- **Task to complete**:
Pictures should be excluded; otherwise, copy every entry exactly.
[start of Given entries]
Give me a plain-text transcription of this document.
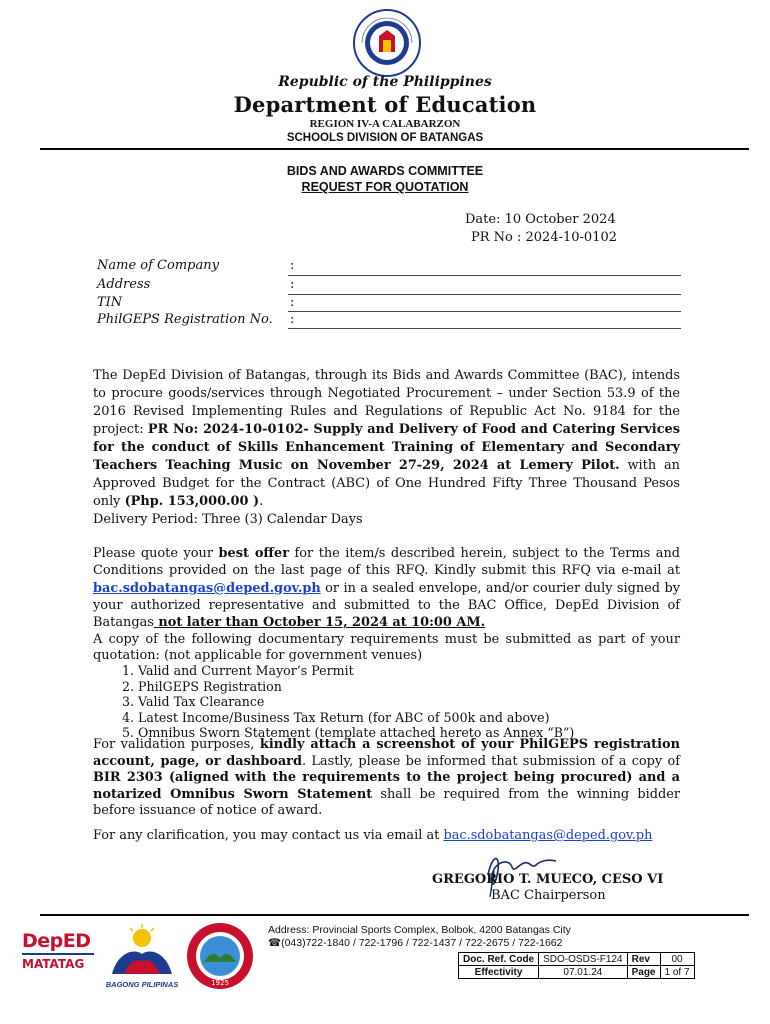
Republic of the Philippines
Department of Education
REGION IV-A CALABARZON
SCHOOLS DIVISION OF BATANGAS
BIDS AND AWARDS COMMITTEE
REQUEST FOR QUOTATION
Date: 10 October 2024
PR No : 2024-10-0102
Name of Company	:
Address	:
TIN	:
PhilGEPS Registration No. :
The DepEd Division of Batangas, through its Bids and Awards Committee (BAC), intends to procure goods/services through Negotiated Procurement – under Section 53.9 of the 2016 Revised Implementing Rules and Regulations of Republic Act No. 9184 for the project: PR No: 2024-10-0102- Supply and Delivery of Food and Catering Services for the conduct of Skills Enhancement Training of Elementary and Secondary Teachers Teaching Music on November 27-29, 2024 at Lemery Pilot. with an Approved Budget for the Contract (ABC) of One Hundred Fifty Three Thousand Pesos only (Php. 153,000.00 ).
Delivery Period: Three (3) Calendar Days
Please quote your best offer for the item/s described herein, subject to the Terms and Conditions provided on the last page of this RFQ. Kindly submit this RFQ via e-mail at bac.sdobatangas@deped.gov.ph or in a sealed envelope, and/or courier duly signed by your authorized representative and submitted to the BAC Office, DepEd Division of Batangas not later than October 15, 2024 at 10:00 AM.
A copy of the following documentary requirements must be submitted as part of your quotation: (not applicable for government venues)
1. Valid and Current Mayor’s Permit
2. PhilGEPS Registration
3. Valid Tax Clearance
4. Latest Income/Business Tax Return (for ABC of 500k and above)
5. Omnibus Sworn Statement (template attached hereto as Annex “B”)
For validation purposes, kindly attach a screenshot of your PhilGEPS registration account, page, or dashboard. Lastly, please be informed that submission of a copy of BIR 2303 (aligned with the requirements to the project being procured) and a notarized Omnibus Sworn Statement shall be required from the winning bidder before issuance of notice of award.
For any clarification, you may contact us via email at bac.sdobatangas@deped.gov.ph
GREGORIO T. MUECO, CESO VI
BAC Chairperson
DepED
MATATAG
BAGONG PILIPINAS	1925
Address: Provincial Sports Complex, Bolbok, 4200 Batangas City
☎(043)722-1840 / 722-1796 / 722-1437 / 722-2675 / 722-1662
Doc. Ref. Code	SDO-OSDS-F124	Rev	00
Effectivity	07.01.24	Page	1 of 7
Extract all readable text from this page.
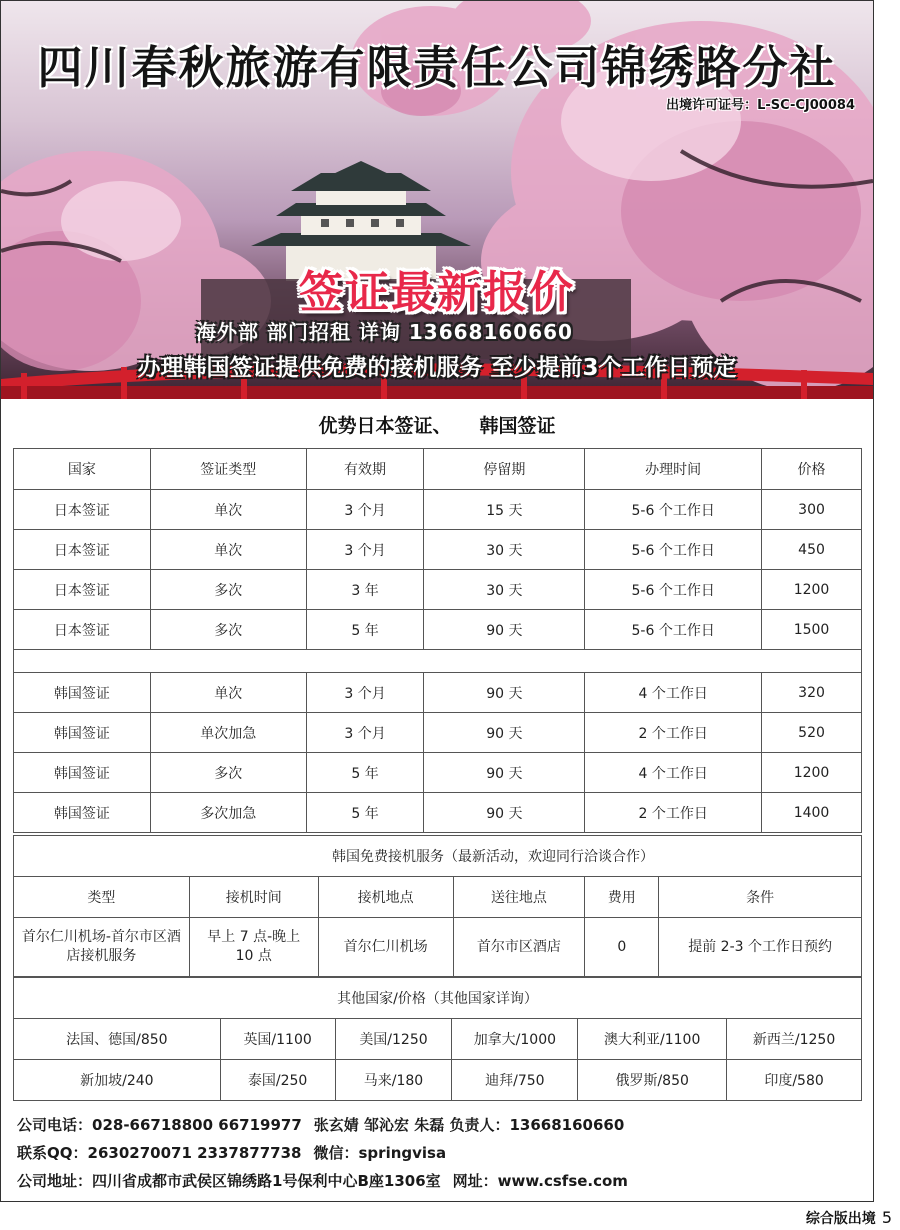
四川春秋旅游有限责任公司锦绣路分社
出境许可证号：L-SC-CJ00084
签证最新报价
海外部 部门招租 详询 13668160660
办理韩国签证提供免费的接机服务 至少提前3个工作日预定
优势日本签证、 韩国签证
国家	签证类型	有效期	停留期	办理时间	价格
日本签证	单次	3 个月	15 天	5-6 个工作日	300
日本签证	单次	3 个月	30 天	5-6 个工作日	450
日本签证	多次	3 年	30 天	5-6 个工作日	1200
日本签证	多次	5 年	90 天	5-6 个工作日	1500

韩国签证	单次	3 个月	90 天	4 个工作日	320
韩国签证	单次加急	3 个月	90 天	2 个工作日	520
韩国签证	多次	5 年	90 天	4 个工作日	1200
韩国签证	多次加急	5 年	90 天	2 个工作日	1400
韩国免费接机服务（最新活动，欢迎同行洽谈合作）					
类型	接机时间	接机地点	送往地点	费用	条件
首尔仁川机场-首尔市区酒店接机服务	早上 7 点-晚上 10 点	首尔仁川机场	首尔市区酒店	0	提前 2-3 个工作日预约
其他国家/价格（其他国家详询）					
法国、德国/850	英国/1100	美国/1250	加拿大/1000	澳大利亚/1100	新西兰/1250
新加坡/240	泰国/250	马来/180	迪拜/750	俄罗斯/850	印度/580
公司电话：028-66718800 66719977 张玄婧 邹沁宏 朱磊 负责人：13668160660
联系QQ：2630270071 2337877738 微信：springvisa
公司地址：四川省成都市武侯区锦绣路1号保利中心B座1306室 网址：www.csfse.com
综合版出境 5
[end of Given entries]
- **Expected output**:
Give me a plain-text transcription of this document.
Republic of the Philippines
Department of Education
REGION IV-A CALABARZON
SCHOOLS DIVISION OF BATANGAS
BIDS AND AWARDS COMMITTEE
REQUEST FOR QUOTATION
Date: 10 October 2024
PR No : 2024-10-0102
Name of Company	:
Address	:
TIN	:
PhilGEPS Registration No. :
The DepEd Division of Batangas, through its Bids and Awards Committee (BAC), intends to procure goods/services through Negotiated Procurement – under Section 53.9 of the 2016 Revised Implementing Rules and Regulations of Republic Act No. 9184 for the project: PR No: 2024-10-0102- Supply and Delivery of Food and Catering Services for the conduct of Skills Enhancement Training of Elementary and Secondary Teachers Teaching Music on November 27-29, 2024 at Lemery Pilot. with an Approved Budget for the Contract (ABC) of One Hundred Fifty Three Thousand Pesos only (Php. 153,000.00 ).
Delivery Period: Three (3) Calendar Days
Please quote your best offer for the item/s described herein, subject to the Terms and Conditions provided on the last page of this RFQ. Kindly submit this RFQ via e-mail at bac.sdobatangas@deped.gov.ph or in a sealed envelope, and/or courier duly signed by your authorized representative and submitted to the BAC Office, DepEd Division of Batangas not later than October 15, 2024 at 10:00 AM.
A copy of the following documentary requirements must be submitted as part of your quotation: (not applicable for government venues)
1. Valid and Current Mayor’s Permit
2. PhilGEPS Registration
3. Valid Tax Clearance
4. Latest Income/Business Tax Return (for ABC of 500k and above)
5. Omnibus Sworn Statement (template attached hereto as Annex “B”)
For validation purposes, kindly attach a screenshot of your PhilGEPS registration account, page, or dashboard. Lastly, please be informed that submission of a copy of BIR 2303 (aligned with the requirements to the project being procured) and a notarized Omnibus Sworn Statement shall be required from the winning bidder before issuance of notice of award.
For any clarification, you may contact us via email at bac.sdobatangas@deped.gov.ph
GREGORIO T. MUECO, CESO VI
BAC Chairperson
DepED
MATATAG
BAGONG PILIPINAS	1925
Address: Provincial Sports Complex, Bolbok, 4200 Batangas City
☎(043)722-1840 / 722-1796 / 722-1437 / 722-2675 / 722-1662
Doc. Ref. Code	SDO-OSDS-F124	Rev	00
Effectivity	07.01.24	Page	1 of 7
Extract all readable text from this page.
四川春秋旅游有限责任公司锦绣路分社
出境许可证号：L-SC-CJ00084
签证最新报价
海外部 部门招租 详询 13668160660
办理韩国签证提供免费的接机服务 至少提前3个工作日预定
优势日本签证、 韩国签证
国家	签证类型	有效期	停留期	办理时间	价格
日本签证	单次	3 个月	15 天	5-6 个工作日	300
日本签证	单次	3 个月	30 天	5-6 个工作日	450
日本签证	多次	3 年	30 天	5-6 个工作日	1200
日本签证	多次	5 年	90 天	5-6 个工作日	1500

韩国签证	单次	3 个月	90 天	4 个工作日	320
韩国签证	单次加急	3 个月	90 天	2 个工作日	520
韩国签证	多次	5 年	90 天	4 个工作日	1200
韩国签证	多次加急	5 年	90 天	2 个工作日	1400
韩国免费接机服务（最新活动，欢迎同行洽谈合作）					
类型	接机时间	接机地点	送往地点	费用	条件
首尔仁川机场-首尔市区酒店接机服务	早上 7 点-晚上 10 点	首尔仁川机场	首尔市区酒店	0	提前 2-3 个工作日预约
其他国家/价格（其他国家详询）					
法国、德国/850	英国/1100	美国/1250	加拿大/1000	澳大利亚/1100	新西兰/1250
新加坡/240	泰国/250	马来/180	迪拜/750	俄罗斯/850	印度/580
公司电话：028-66718800 66719977 张玄婧 邹沁宏 朱磊 负责人：13668160660
联系QQ：2630270071 2337877738 微信：springvisa
公司地址：四川省成都市武侯区锦绣路1号保利中心B座1306室 网址：www.csfse.com
综合版出境 5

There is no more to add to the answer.